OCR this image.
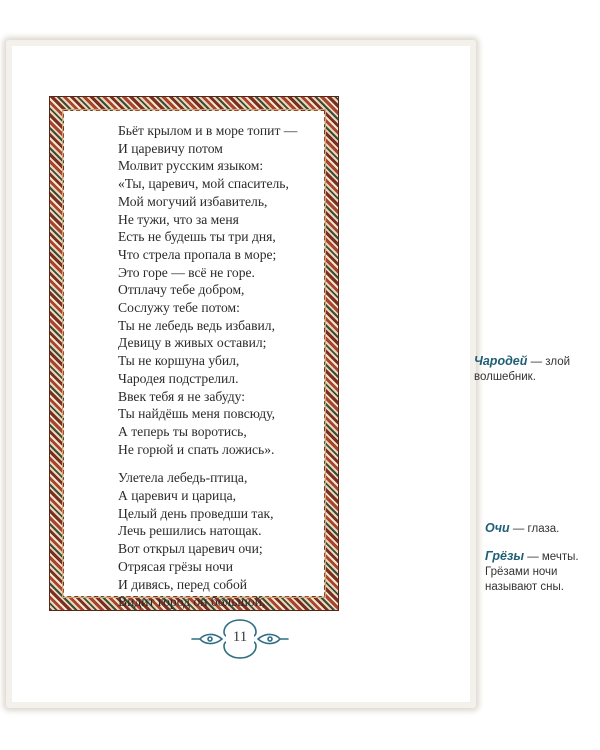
Бьёт крылом и в море топит —
И царевичу потом
Молвит русским языком:
«Ты, царевич, мой спаситель,
Мой могучий избавитель,
Не тужи, что за меня
Есть не будешь ты три дня,
Что стрела пропала в море;
Это горе — всё не горе.
Отплачу тебе добром,
Сослужу тебе потом:
Ты не лебедь ведь избавил,
Девицу в живых оставил;
Ты не коршуна убил,
Чародея подстрелил.
Ввек тебя я не забуду:
Ты найдёшь меня повсюду,
А теперь ты воротись,
Не горюй и спать ложись».
Улетела лебедь-птица,
А царевич и царица,
Целый день проведши так,
Лечь решились натощак.
Вот открыл царевич очи;
Отрясая грёзы ночи
И дивясь, перед собой
Видит город он большой,
11
Чародей — злой
волшебник.
Очи — глаза.
Грёзы — мечты.
Грёзами ночи
называют сны.
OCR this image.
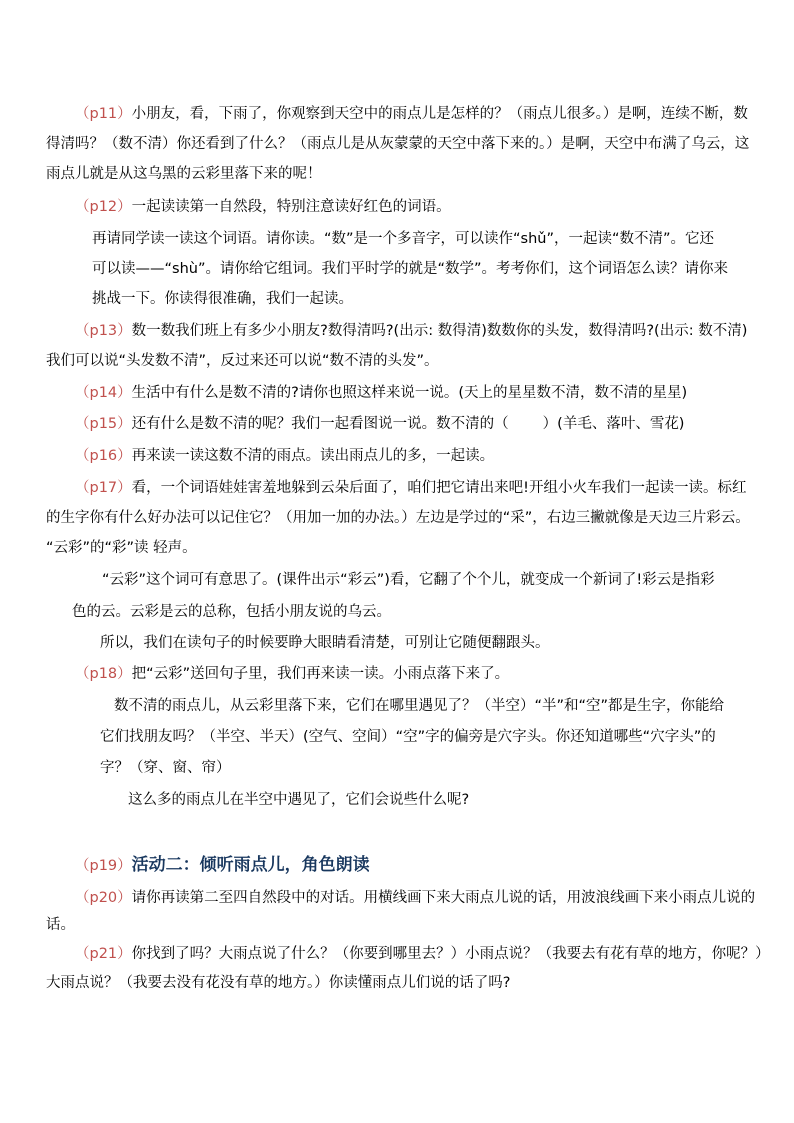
（p11）小朋友，看，下雨了，你观察到天空中的雨点儿是怎样的？（雨点儿很多。）是啊，连续不断，数
得清吗？（数不清）你还看到了什么？（雨点儿是从灰蒙蒙的天空中落下来的。）是啊，天空中布满了乌云，这
雨点儿就是从这乌黑的云彩里落下来的呢！
（p12）一起读读第一自然段，特别注意读好红色的词语。
再请同学读一读这个词语。请你读。“数”是一个多音字，可以读作“shǔ”，一起读“数不清”。它还
可以读——“shù”。请你给它组词。我们平时学的就是“数学”。考考你们，这个词语怎么读？请你来
挑战一下。你读得很准确，我们一起读。
（p13）数一数我们班上有多少小朋友?数得清吗?(出示: 数得清)数数你的头发，数得清吗?(出示: 数不清)
我们可以说“头发数不清”，反过来还可以说“数不清的头发”。
（p14）生活中有什么是数不清的?请你也照这样来说一说。(天上的星星数不清，数不清的星星)
（p15）还有什么是数不清的呢？我们一起看图说一说。数不清的（ ）(羊毛、落叶、雪花)
（p16）再来读一读这数不清的雨点。读出雨点儿的多，一起读。
（p17）看，一个词语娃娃害羞地躲到云朵后面了，咱们把它请出来吧!开组小火车我们一起读一读。标红
的生字你有什么好办法可以记住它？（用加一加的办法。）左边是学过的“采”，右边三撇就像是天边三片彩云。
“云彩”的“彩”读 轻声。
“云彩”这个词可有意思了。(课件出示“彩云”)看，它翻了个个儿，就变成一个新词了!彩云是指彩
色的云。云彩是云的总称，包括小朋友说的乌云。
所以，我们在读句子的时候要睁大眼睛看清楚，可别让它随便翻跟头。
（p18）把“云彩”送回句子里，我们再来读一读。小雨点落下来了。
数不清的雨点儿，从云彩里落下来，它们在哪里遇见了？（半空）“半”和“空”都是生字，你能给
它们找朋友吗？（半空、半天）(空气、空间）“空”字的偏旁是穴字头。你还知道哪些“穴字头”的
字？（穿、窗、帘）
这么多的雨点儿在半空中遇见了，它们会说些什么呢?
（p19）活动二：倾听雨点儿，角色朗读
（p20）请你再读第二至四自然段中的对话。用横线画下来大雨点儿说的话，用波浪线画下来小雨点儿说的
话。
（p21）你找到了吗？大雨点说了什么？（你要到哪里去？）小雨点说？（我要去有花有草的地方，你呢？）
大雨点说？（我要去没有花没有草的地方。）你读懂雨点儿们说的话了吗?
_____
* Short problem
None of the pictures should appear; repeat the records exactly otherwise.

* Result for this exercise
OCR this image.
Бьёт крылом и в море топит —
И царевичу потом
Молвит русским языком:
«Ты, царевич, мой спаситель,
Мой могучий избавитель,
Не тужи, что за меня
Есть не будешь ты три дня,
Что стрела пропала в море;
Это горе — всё не горе.
Отплачу тебе добром,
Сослужу тебе потом:
Ты не лебедь ведь избавил,
Девицу в живых оставил;
Ты не коршуна убил,
Чародея подстрелил.
Ввек тебя я не забуду:
Ты найдёшь меня повсюду,
А теперь ты воротись,
Не горюй и спать ложись».
Улетела лебедь-птица,
А царевич и царица,
Целый день проведши так,
Лечь решились натощак.
Вот открыл царевич очи;
Отрясая грёзы ночи
И дивясь, перед собой
Видит город он большой,
11
Чародей — злой
волшебник.
Очи — глаза.
Грёзы — мечты.
Грёзами ночи
называют сны.
OCR this image.
（p11）小朋友，看，下雨了，你观察到天空中的雨点儿是怎样的？（雨点儿很多。）是啊，连续不断，数
得清吗？（数不清）你还看到了什么？（雨点儿是从灰蒙蒙的天空中落下来的。）是啊，天空中布满了乌云，这
雨点儿就是从这乌黑的云彩里落下来的呢！
（p12）一起读读第一自然段，特别注意读好红色的词语。
再请同学读一读这个词语。请你读。“数”是一个多音字，可以读作“shǔ”，一起读“数不清”。它还
可以读——“shù”。请你给它组词。我们平时学的就是“数学”。考考你们，这个词语怎么读？请你来
挑战一下。你读得很准确，我们一起读。
（p13）数一数我们班上有多少小朋友?数得清吗?(出示: 数得清)数数你的头发，数得清吗?(出示: 数不清)
我们可以说“头发数不清”，反过来还可以说“数不清的头发”。
（p14）生活中有什么是数不清的?请你也照这样来说一说。(天上的星星数不清，数不清的星星)
（p15）还有什么是数不清的呢？我们一起看图说一说。数不清的（ ）(羊毛、落叶、雪花)
（p16）再来读一读这数不清的雨点。读出雨点儿的多，一起读。
（p17）看，一个词语娃娃害羞地躲到云朵后面了，咱们把它请出来吧!开组小火车我们一起读一读。标红
的生字你有什么好办法可以记住它？（用加一加的办法。）左边是学过的“采”，右边三撇就像是天边三片彩云。
“云彩”的“彩”读 轻声。
“云彩”这个词可有意思了。(课件出示“彩云”)看，它翻了个个儿，就变成一个新词了!彩云是指彩
色的云。云彩是云的总称，包括小朋友说的乌云。
所以，我们在读句子的时候要睁大眼睛看清楚，可别让它随便翻跟头。
（p18）把“云彩”送回句子里，我们再来读一读。小雨点落下来了。
数不清的雨点儿，从云彩里落下来，它们在哪里遇见了？（半空）“半”和“空”都是生字，你能给
它们找朋友吗？（半空、半天）(空气、空间）“空”字的偏旁是穴字头。你还知道哪些“穴字头”的
字？（穿、窗、帘）
这么多的雨点儿在半空中遇见了，它们会说些什么呢?
（p19）活动二：倾听雨点儿，角色朗读
（p20）请你再读第二至四自然段中的对话。用横线画下来大雨点儿说的话，用波浪线画下来小雨点儿说的
话。
（p21）你找到了吗？大雨点说了什么？（你要到哪里去？）小雨点说？（我要去有花有草的地方，你呢？）
大雨点说？（我要去没有花没有草的地方。）你读懂雨点儿们说的话了吗?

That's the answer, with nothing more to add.